# WHAT THE TASK ASKS:
Go through the lines below. Copy those with "name".

# EXERCISE MATERIALS:
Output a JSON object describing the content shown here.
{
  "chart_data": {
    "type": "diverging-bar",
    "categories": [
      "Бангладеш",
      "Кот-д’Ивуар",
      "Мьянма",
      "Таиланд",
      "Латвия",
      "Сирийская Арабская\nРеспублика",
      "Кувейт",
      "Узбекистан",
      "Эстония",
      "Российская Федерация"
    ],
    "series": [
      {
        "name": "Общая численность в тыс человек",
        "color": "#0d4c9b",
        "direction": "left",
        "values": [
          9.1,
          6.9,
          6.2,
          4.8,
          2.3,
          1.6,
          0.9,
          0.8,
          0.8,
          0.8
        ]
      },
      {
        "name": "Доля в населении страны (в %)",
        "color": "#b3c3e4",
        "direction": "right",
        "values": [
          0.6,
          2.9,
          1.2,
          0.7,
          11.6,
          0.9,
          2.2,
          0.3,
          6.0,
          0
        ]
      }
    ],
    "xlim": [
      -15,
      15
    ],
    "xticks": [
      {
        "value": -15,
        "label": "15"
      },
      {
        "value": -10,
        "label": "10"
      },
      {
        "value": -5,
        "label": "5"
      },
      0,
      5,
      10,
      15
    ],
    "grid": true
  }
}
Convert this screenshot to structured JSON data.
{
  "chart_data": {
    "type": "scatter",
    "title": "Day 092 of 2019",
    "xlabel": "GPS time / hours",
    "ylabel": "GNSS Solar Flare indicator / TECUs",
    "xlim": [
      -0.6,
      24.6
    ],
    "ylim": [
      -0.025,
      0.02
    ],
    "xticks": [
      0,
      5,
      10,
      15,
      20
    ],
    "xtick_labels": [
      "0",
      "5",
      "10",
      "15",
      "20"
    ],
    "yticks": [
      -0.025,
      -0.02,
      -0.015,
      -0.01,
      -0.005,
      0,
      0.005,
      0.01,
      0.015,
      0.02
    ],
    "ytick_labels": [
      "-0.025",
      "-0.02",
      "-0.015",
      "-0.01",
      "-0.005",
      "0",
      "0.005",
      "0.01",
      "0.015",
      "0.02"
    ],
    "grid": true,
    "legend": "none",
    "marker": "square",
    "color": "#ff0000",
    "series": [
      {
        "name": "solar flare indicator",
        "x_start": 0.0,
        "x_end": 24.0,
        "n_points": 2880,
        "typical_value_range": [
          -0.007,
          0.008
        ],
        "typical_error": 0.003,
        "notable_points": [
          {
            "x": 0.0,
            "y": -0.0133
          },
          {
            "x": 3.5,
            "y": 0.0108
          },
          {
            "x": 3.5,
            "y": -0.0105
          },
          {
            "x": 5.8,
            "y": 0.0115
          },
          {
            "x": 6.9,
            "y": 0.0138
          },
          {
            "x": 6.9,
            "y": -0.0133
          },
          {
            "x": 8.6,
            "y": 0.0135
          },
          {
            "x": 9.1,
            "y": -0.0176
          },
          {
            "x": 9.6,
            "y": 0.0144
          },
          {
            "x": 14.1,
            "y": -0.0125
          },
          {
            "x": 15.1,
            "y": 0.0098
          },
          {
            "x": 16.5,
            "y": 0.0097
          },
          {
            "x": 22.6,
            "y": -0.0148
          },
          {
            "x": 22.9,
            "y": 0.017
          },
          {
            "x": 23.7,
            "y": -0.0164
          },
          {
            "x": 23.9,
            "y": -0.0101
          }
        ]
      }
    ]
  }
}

# OUTPUT BELOW:
        "name": "Общая численность в тыс человек",
        "name": "Доля в населении страны (в %)",
        "name": "solar flare indicator",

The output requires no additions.